→ Source material
++++++++++

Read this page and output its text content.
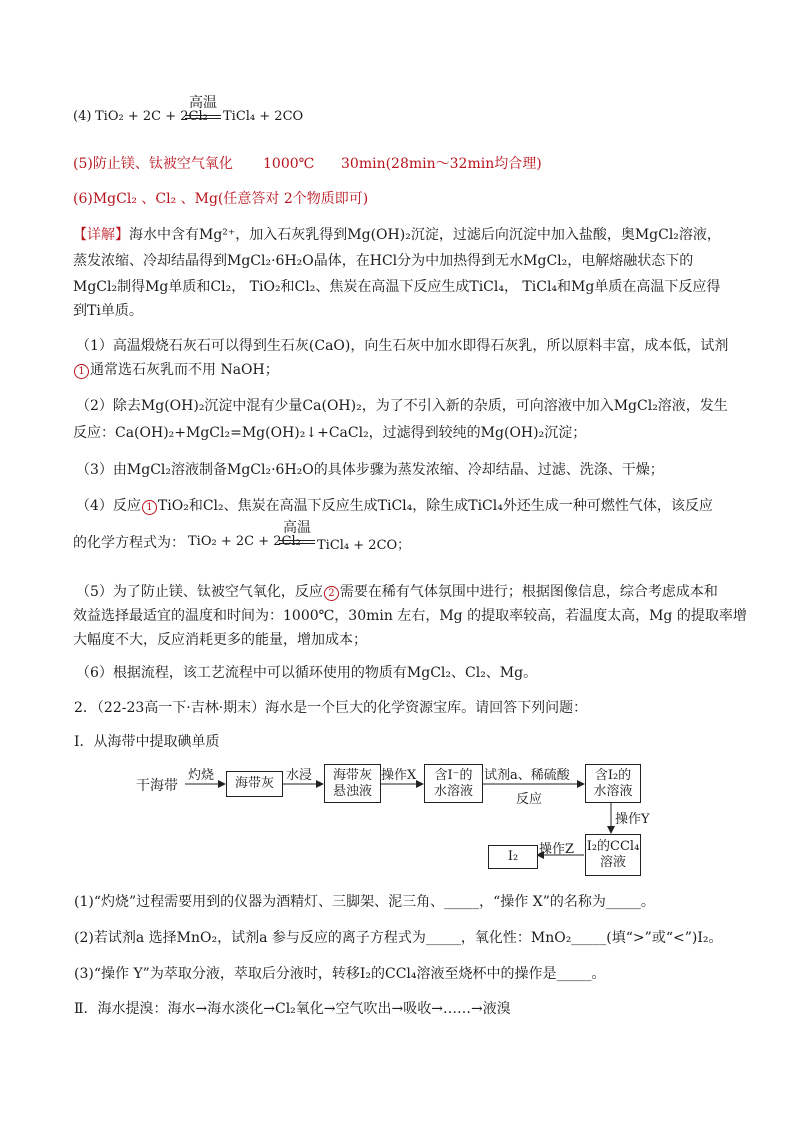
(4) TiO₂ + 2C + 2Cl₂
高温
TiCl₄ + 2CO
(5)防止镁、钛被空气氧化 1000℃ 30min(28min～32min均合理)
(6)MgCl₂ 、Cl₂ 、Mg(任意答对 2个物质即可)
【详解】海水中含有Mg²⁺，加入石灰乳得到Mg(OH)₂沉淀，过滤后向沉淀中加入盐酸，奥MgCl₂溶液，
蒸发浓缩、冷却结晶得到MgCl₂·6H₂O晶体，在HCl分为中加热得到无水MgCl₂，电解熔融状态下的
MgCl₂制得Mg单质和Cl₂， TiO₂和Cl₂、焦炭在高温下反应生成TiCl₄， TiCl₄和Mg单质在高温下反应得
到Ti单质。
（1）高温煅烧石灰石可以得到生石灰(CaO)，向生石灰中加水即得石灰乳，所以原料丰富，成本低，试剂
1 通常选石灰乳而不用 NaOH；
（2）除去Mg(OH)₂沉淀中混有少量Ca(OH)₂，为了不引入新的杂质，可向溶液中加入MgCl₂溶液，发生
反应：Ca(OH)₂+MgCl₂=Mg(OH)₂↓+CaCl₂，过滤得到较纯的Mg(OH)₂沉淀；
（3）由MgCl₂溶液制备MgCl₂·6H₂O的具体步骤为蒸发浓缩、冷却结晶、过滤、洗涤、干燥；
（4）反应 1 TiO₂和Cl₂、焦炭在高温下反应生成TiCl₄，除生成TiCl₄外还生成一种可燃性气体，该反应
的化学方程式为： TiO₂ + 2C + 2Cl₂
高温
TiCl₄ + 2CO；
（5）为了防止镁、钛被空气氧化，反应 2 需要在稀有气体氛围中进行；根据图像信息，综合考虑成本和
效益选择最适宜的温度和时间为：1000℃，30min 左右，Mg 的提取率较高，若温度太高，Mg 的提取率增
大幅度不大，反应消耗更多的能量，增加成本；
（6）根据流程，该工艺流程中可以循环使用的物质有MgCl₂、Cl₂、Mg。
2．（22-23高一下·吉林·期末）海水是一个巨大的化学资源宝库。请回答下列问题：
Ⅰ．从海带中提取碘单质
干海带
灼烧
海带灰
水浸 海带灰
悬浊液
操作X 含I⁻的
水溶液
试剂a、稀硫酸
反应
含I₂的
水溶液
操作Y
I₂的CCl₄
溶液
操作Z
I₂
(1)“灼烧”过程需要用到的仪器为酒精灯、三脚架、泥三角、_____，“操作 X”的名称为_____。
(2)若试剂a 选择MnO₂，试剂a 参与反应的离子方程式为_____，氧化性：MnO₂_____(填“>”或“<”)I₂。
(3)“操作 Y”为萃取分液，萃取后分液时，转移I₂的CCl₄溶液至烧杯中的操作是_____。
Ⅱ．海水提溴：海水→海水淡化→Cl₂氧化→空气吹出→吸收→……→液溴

++++++++++

→ To be done
Pictures are excluded; output everything else in the data verbatim.

→ Expected output
Read this page and output its text content.
(4) TiO₂ + 2C + 2Cl₂
高温
TiCl₄ + 2CO
(5)防止镁、钛被空气氧化 1000℃ 30min(28min～32min均合理)
(6)MgCl₂ 、Cl₂ 、Mg(任意答对 2个物质即可)
【详解】海水中含有Mg²⁺，加入石灰乳得到Mg(OH)₂沉淀，过滤后向沉淀中加入盐酸，奥MgCl₂溶液，
蒸发浓缩、冷却结晶得到MgCl₂·6H₂O晶体，在HCl分为中加热得到无水MgCl₂，电解熔融状态下的
MgCl₂制得Mg单质和Cl₂， TiO₂和Cl₂、焦炭在高温下反应生成TiCl₄， TiCl₄和Mg单质在高温下反应得
到Ti单质。
（1）高温煅烧石灰石可以得到生石灰(CaO)，向生石灰中加水即得石灰乳，所以原料丰富，成本低，试剂
1 通常选石灰乳而不用 NaOH；
（2）除去Mg(OH)₂沉淀中混有少量Ca(OH)₂，为了不引入新的杂质，可向溶液中加入MgCl₂溶液，发生
反应：Ca(OH)₂+MgCl₂=Mg(OH)₂↓+CaCl₂，过滤得到较纯的Mg(OH)₂沉淀；
（3）由MgCl₂溶液制备MgCl₂·6H₂O的具体步骤为蒸发浓缩、冷却结晶、过滤、洗涤、干燥；
（4）反应 1 TiO₂和Cl₂、焦炭在高温下反应生成TiCl₄，除生成TiCl₄外还生成一种可燃性气体，该反应
的化学方程式为： TiO₂ + 2C + 2Cl₂
高温
TiCl₄ + 2CO；
（5）为了防止镁、钛被空气氧化，反应 2 需要在稀有气体氛围中进行；根据图像信息，综合考虑成本和
效益选择最适宜的温度和时间为：1000℃，30min 左右，Mg 的提取率较高，若温度太高，Mg 的提取率增
大幅度不大，反应消耗更多的能量，增加成本；
（6）根据流程，该工艺流程中可以循环使用的物质有MgCl₂、Cl₂、Mg。
2．（22-23高一下·吉林·期末）海水是一个巨大的化学资源宝库。请回答下列问题：
Ⅰ．从海带中提取碘单质
干海带
灼烧
海带灰
水浸 海带灰
悬浊液
操作X 含I⁻的
水溶液
试剂a、稀硫酸
反应
含I₂的
水溶液
操作Y
I₂的CCl₄
溶液
操作Z
I₂
(1)“灼烧”过程需要用到的仪器为酒精灯、三脚架、泥三角、_____，“操作 X”的名称为_____。
(2)若试剂a 选择MnO₂，试剂a 参与反应的离子方程式为_____，氧化性：MnO₂_____(填“>”或“<”)I₂。
(3)“操作 Y”为萃取分液，萃取后分液时，转移I₂的CCl₄溶液至烧杯中的操作是_____。
Ⅱ．海水提溴：海水→海水淡化→Cl₂氧化→空气吹出→吸收→……→液溴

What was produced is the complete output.